--- BEGIN EXCERPTED DATA ---

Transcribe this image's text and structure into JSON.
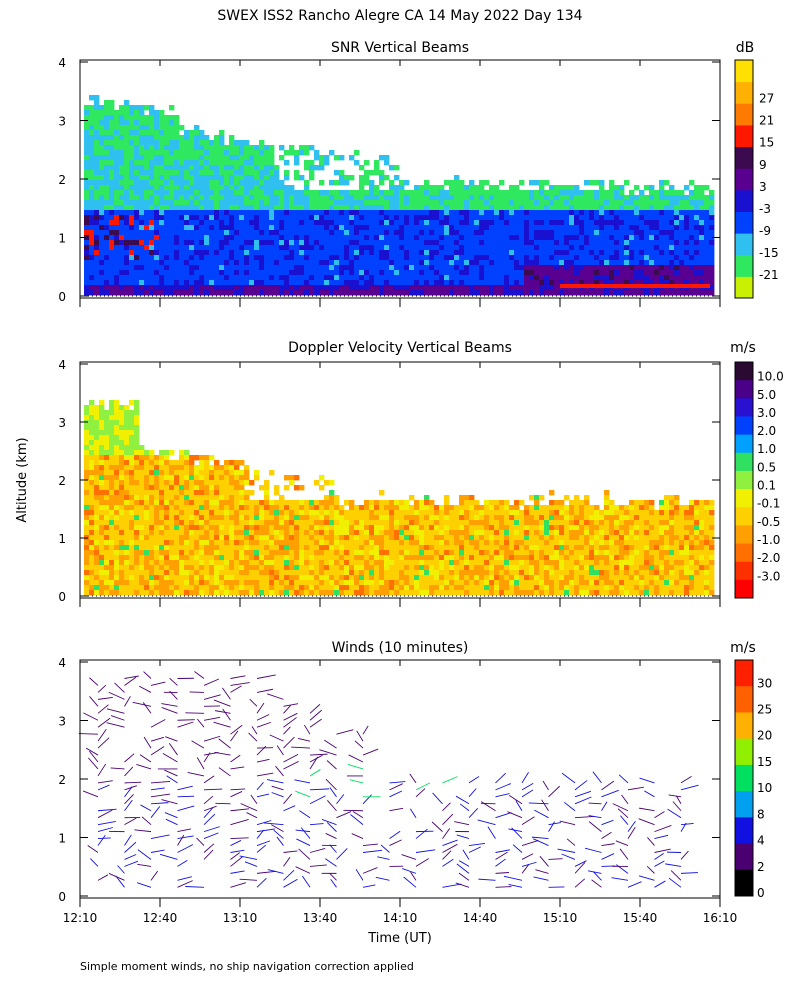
{
  "figure": {
    "title": "SWEX ISS2 Rancho Alegre CA  14 May 2022 Day 134",
    "ylabel": "Altitude (km)",
    "xlabel": "Time (UT)",
    "footnote": "Simple moment winds, no ship navigation correction applied"
  },
  "chart_data": [
    {
      "type": "heatmap",
      "title": "SNR Vertical Beams",
      "unit": "dB",
      "xlim": [
        "12:10",
        "16:10"
      ],
      "ylim": [
        0,
        4
      ],
      "x_ticks": [
        "12:10",
        "12:40",
        "13:10",
        "13:40",
        "14:10",
        "14:40",
        "15:10",
        "15:40",
        "16:10"
      ],
      "y_ticks": [
        "0",
        "1",
        "2",
        "3",
        "4"
      ],
      "colorbar_labels": [
        "-21",
        "-15",
        "-9",
        "-3",
        "3",
        "9",
        "15",
        "21",
        "27"
      ],
      "colors": [
        "#c8f000",
        "#30e860",
        "#30c0f0",
        "#0040ff",
        "#1a10d0",
        "#5a0090",
        "#3c0a4e",
        "#ff1800",
        "#ff7a00",
        "#ffb000",
        "#ffe000"
      ]
    },
    {
      "type": "heatmap",
      "title": "Doppler Velocity Vertical Beams",
      "unit": "m/s",
      "xlim": [
        "12:10",
        "16:10"
      ],
      "ylim": [
        0,
        4
      ],
      "y_ticks": [
        "0",
        "1",
        "2",
        "3",
        "4"
      ],
      "colorbar_labels": [
        "10.0",
        "5.0",
        "3.0",
        "2.0",
        "1.0",
        "0.5",
        "0.1",
        "-0.1",
        "-0.5",
        "-1.0",
        "-2.0",
        "-3.0"
      ],
      "colors": [
        "#2a0a30",
        "#4a0088",
        "#2a10d0",
        "#0040ff",
        "#00a0ff",
        "#30e060",
        "#90f040",
        "#f0f000",
        "#ffd000",
        "#ffa000",
        "#ff7000",
        "#ff3000",
        "#ff0000"
      ]
    },
    {
      "type": "scatter",
      "title": "Winds (10 minutes)",
      "unit": "m/s",
      "xlim": [
        "12:10",
        "16:10"
      ],
      "ylim": [
        0,
        4
      ],
      "y_ticks": [
        "0",
        "1",
        "2",
        "3",
        "4"
      ],
      "colorbar_labels": [
        "30",
        "25",
        "20",
        "15",
        "10",
        "8",
        "4",
        "2",
        "0"
      ],
      "colors": [
        "#ff2000",
        "#ff6000",
        "#ffb000",
        "#90f000",
        "#00e060",
        "#00a0f0",
        "#1010e0",
        "#4a0070",
        "#000000"
      ]
    }
  ]
}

--- END EXCERPTED DATA ---

◆ **EXERCISE INSTRUCTIONS**:
Transcribe all entries above exactly. Drop the pictures.

◆ **FULL RESPONSE**:
Transcribe this image's text and structure into JSON.
{
  "figure": {
    "title": "SWEX ISS2 Rancho Alegre CA  14 May 2022 Day 134",
    "ylabel": "Altitude (km)",
    "xlabel": "Time (UT)",
    "footnote": "Simple moment winds, no ship navigation correction applied"
  },
  "chart_data": [
    {
      "type": "heatmap",
      "title": "SNR Vertical Beams",
      "unit": "dB",
      "xlim": [
        "12:10",
        "16:10"
      ],
      "ylim": [
        0,
        4
      ],
      "x_ticks": [
        "12:10",
        "12:40",
        "13:10",
        "13:40",
        "14:10",
        "14:40",
        "15:10",
        "15:40",
        "16:10"
      ],
      "y_ticks": [
        "0",
        "1",
        "2",
        "3",
        "4"
      ],
      "colorbar_labels": [
        "-21",
        "-15",
        "-9",
        "-3",
        "3",
        "9",
        "15",
        "21",
        "27"
      ],
      "colors": [
        "#c8f000",
        "#30e860",
        "#30c0f0",
        "#0040ff",
        "#1a10d0",
        "#5a0090",
        "#3c0a4e",
        "#ff1800",
        "#ff7a00",
        "#ffb000",
        "#ffe000"
      ]
    },
    {
      "type": "heatmap",
      "title": "Doppler Velocity Vertical Beams",
      "unit": "m/s",
      "xlim": [
        "12:10",
        "16:10"
      ],
      "ylim": [
        0,
        4
      ],
      "y_ticks": [
        "0",
        "1",
        "2",
        "3",
        "4"
      ],
      "colorbar_labels": [
        "10.0",
        "5.0",
        "3.0",
        "2.0",
        "1.0",
        "0.5",
        "0.1",
        "-0.1",
        "-0.5",
        "-1.0",
        "-2.0",
        "-3.0"
      ],
      "colors": [
        "#2a0a30",
        "#4a0088",
        "#2a10d0",
        "#0040ff",
        "#00a0ff",
        "#30e060",
        "#90f040",
        "#f0f000",
        "#ffd000",
        "#ffa000",
        "#ff7000",
        "#ff3000",
        "#ff0000"
      ]
    },
    {
      "type": "scatter",
      "title": "Winds (10 minutes)",
      "unit": "m/s",
      "xlim": [
        "12:10",
        "16:10"
      ],
      "ylim": [
        0,
        4
      ],
      "y_ticks": [
        "0",
        "1",
        "2",
        "3",
        "4"
      ],
      "colorbar_labels": [
        "30",
        "25",
        "20",
        "15",
        "10",
        "8",
        "4",
        "2",
        "0"
      ],
      "colors": [
        "#ff2000",
        "#ff6000",
        "#ffb000",
        "#90f000",
        "#00e060",
        "#00a0f0",
        "#1010e0",
        "#4a0070",
        "#000000"
      ]
    }
  ]
}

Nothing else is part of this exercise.